DATA FOR THE TASK:
[start]
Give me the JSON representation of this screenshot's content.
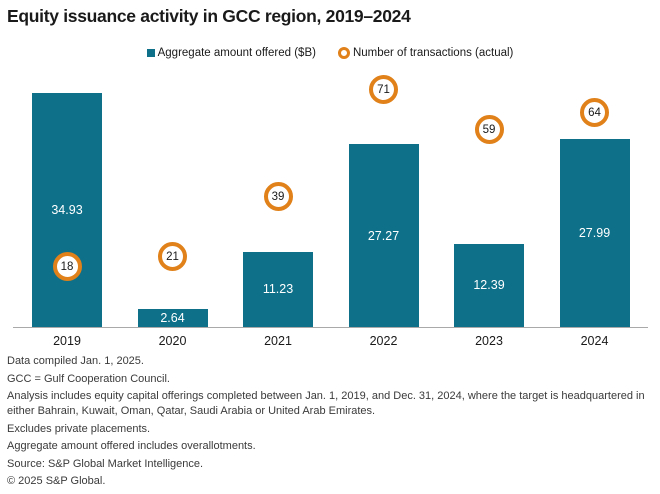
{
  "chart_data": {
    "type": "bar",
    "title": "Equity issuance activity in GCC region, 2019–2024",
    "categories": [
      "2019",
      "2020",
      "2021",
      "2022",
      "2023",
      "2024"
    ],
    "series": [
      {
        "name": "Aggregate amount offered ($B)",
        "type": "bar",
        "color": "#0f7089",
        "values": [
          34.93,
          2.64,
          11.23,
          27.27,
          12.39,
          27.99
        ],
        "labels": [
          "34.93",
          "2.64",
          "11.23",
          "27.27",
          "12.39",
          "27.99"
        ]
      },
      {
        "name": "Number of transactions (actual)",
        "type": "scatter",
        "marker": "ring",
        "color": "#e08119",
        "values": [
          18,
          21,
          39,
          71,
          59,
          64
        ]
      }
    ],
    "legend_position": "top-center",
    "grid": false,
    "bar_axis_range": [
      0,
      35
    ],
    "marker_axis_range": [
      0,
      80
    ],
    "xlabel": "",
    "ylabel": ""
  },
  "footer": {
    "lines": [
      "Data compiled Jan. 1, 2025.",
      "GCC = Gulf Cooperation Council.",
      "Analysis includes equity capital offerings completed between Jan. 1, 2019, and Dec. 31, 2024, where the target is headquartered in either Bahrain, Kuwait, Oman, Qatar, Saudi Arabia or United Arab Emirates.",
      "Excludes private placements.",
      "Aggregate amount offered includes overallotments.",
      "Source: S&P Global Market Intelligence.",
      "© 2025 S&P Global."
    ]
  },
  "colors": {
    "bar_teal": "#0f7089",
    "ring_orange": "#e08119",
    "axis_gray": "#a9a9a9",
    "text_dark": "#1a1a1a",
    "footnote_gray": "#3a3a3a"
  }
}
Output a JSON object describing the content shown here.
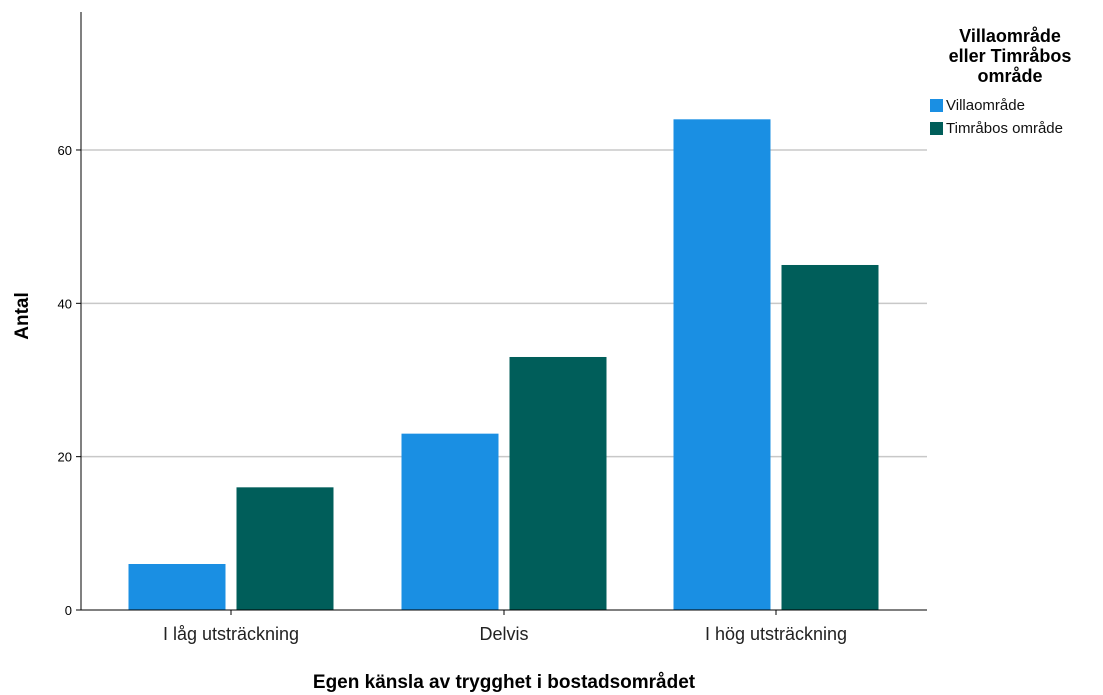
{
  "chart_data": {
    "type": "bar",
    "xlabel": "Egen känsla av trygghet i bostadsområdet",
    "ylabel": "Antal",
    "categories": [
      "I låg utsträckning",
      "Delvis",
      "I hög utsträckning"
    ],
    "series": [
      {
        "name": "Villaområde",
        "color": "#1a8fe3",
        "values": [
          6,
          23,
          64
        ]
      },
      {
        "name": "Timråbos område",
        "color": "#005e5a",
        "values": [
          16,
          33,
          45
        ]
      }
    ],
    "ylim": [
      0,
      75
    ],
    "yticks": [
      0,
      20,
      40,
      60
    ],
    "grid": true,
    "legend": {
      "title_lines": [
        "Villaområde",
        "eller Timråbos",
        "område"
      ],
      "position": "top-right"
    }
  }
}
[end]
DIRECTIONS: Write out the listing word for word, omitting the pictures it holds.

OUTPUT OF THE EXERCISE:
Give me the JSON representation of this screenshot's content.
{
  "chart_data": {
    "type": "bar",
    "title": "Equity issuance activity in GCC region, 2019–2024",
    "categories": [
      "2019",
      "2020",
      "2021",
      "2022",
      "2023",
      "2024"
    ],
    "series": [
      {
        "name": "Aggregate amount offered ($B)",
        "type": "bar",
        "color": "#0f7089",
        "values": [
          34.93,
          2.64,
          11.23,
          27.27,
          12.39,
          27.99
        ],
        "labels": [
          "34.93",
          "2.64",
          "11.23",
          "27.27",
          "12.39",
          "27.99"
        ]
      },
      {
        "name": "Number of transactions (actual)",
        "type": "scatter",
        "marker": "ring",
        "color": "#e08119",
        "values": [
          18,
          21,
          39,
          71,
          59,
          64
        ]
      }
    ],
    "legend_position": "top-center",
    "grid": false,
    "bar_axis_range": [
      0,
      35
    ],
    "marker_axis_range": [
      0,
      80
    ],
    "xlabel": "",
    "ylabel": ""
  },
  "footer": {
    "lines": [
      "Data compiled Jan. 1, 2025.",
      "GCC = Gulf Cooperation Council.",
      "Analysis includes equity capital offerings completed between Jan. 1, 2019, and Dec. 31, 2024, where the target is headquartered in either Bahrain, Kuwait, Oman, Qatar, Saudi Arabia or United Arab Emirates.",
      "Excludes private placements.",
      "Aggregate amount offered includes overallotments.",
      "Source: S&P Global Market Intelligence.",
      "© 2025 S&P Global."
    ]
  },
  "colors": {
    "bar_teal": "#0f7089",
    "ring_orange": "#e08119",
    "axis_gray": "#a9a9a9",
    "text_dark": "#1a1a1a",
    "footnote_gray": "#3a3a3a"
  }
}
Output a JSON object describing the content shown here.
{
  "chart_data": {
    "type": "bar",
    "xlabel": "Egen känsla av trygghet i bostadsområdet",
    "ylabel": "Antal",
    "categories": [
      "I låg utsträckning",
      "Delvis",
      "I hög utsträckning"
    ],
    "series": [
      {
        "name": "Villaområde",
        "color": "#1a8fe3",
        "values": [
          6,
          23,
          64
        ]
      },
      {
        "name": "Timråbos område",
        "color": "#005e5a",
        "values": [
          16,
          33,
          45
        ]
      }
    ],
    "ylim": [
      0,
      75
    ],
    "yticks": [
      0,
      20,
      40,
      60
    ],
    "grid": true,
    "legend": {
      "title_lines": [
        "Villaområde",
        "eller Timråbos",
        "område"
      ],
      "position": "top-right"
    }
  }
}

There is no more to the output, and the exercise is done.